**Written request**
Reproduce the data exactly.

**Information shown**
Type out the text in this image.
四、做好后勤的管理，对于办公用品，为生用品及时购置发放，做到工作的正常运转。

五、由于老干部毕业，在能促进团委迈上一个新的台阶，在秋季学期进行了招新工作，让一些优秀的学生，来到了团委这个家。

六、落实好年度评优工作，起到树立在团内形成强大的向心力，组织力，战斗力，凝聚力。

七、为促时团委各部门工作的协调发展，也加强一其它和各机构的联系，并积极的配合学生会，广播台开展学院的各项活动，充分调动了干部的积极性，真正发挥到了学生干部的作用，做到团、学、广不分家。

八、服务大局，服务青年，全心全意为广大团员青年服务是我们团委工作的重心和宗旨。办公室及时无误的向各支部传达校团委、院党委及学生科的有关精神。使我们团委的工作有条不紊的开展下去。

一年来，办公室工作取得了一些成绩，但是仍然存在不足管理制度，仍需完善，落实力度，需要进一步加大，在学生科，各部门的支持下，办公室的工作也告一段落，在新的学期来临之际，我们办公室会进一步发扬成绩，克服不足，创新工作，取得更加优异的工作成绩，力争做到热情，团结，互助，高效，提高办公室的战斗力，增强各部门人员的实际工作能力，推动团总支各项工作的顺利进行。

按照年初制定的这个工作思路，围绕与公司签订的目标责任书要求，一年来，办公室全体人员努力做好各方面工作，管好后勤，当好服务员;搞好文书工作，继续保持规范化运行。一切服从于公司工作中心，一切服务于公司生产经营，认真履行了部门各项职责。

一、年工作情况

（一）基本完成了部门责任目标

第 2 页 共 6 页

**Solved exercise**
Type out the text in this image.
四、做好后勤的管理，对于办公用品，为生用品及时购置发放，做到工作的正常运转。

五、由于老干部毕业，在能促进团委迈上一个新的台阶，在秋季学期进行了招新工作，让一些优秀的学生，来到了团委这个家。

六、落实好年度评优工作，起到树立在团内形成强大的向心力，组织力，战斗力，凝聚力。

七、为促时团委各部门工作的协调发展，也加强一其它和各机构的联系，并积极的配合学生会，广播台开展学院的各项活动，充分调动了干部的积极性，真正发挥到了学生干部的作用，做到团、学、广不分家。

八、服务大局，服务青年，全心全意为广大团员青年服务是我们团委工作的重心和宗旨。办公室及时无误的向各支部传达校团委、院党委及学生科的有关精神。使我们团委的工作有条不紊的开展下去。

一年来，办公室工作取得了一些成绩，但是仍然存在不足管理制度，仍需完善，落实力度，需要进一步加大，在学生科，各部门的支持下，办公室的工作也告一段落，在新的学期来临之际，我们办公室会进一步发扬成绩，克服不足，创新工作，取得更加优异的工作成绩，力争做到热情，团结，互助，高效，提高办公室的战斗力，增强各部门人员的实际工作能力，推动团总支各项工作的顺利进行。

按照年初制定的这个工作思路，围绕与公司签订的目标责任书要求，一年来，办公室全体人员努力做好各方面工作，管好后勤，当好服务员;搞好文书工作，继续保持规范化运行。一切服从于公司工作中心，一切服务于公司生产经营，认真履行了部门各项职责。

一、年工作情况

（一）基本完成了部门责任目标

第 2 页 共 6 页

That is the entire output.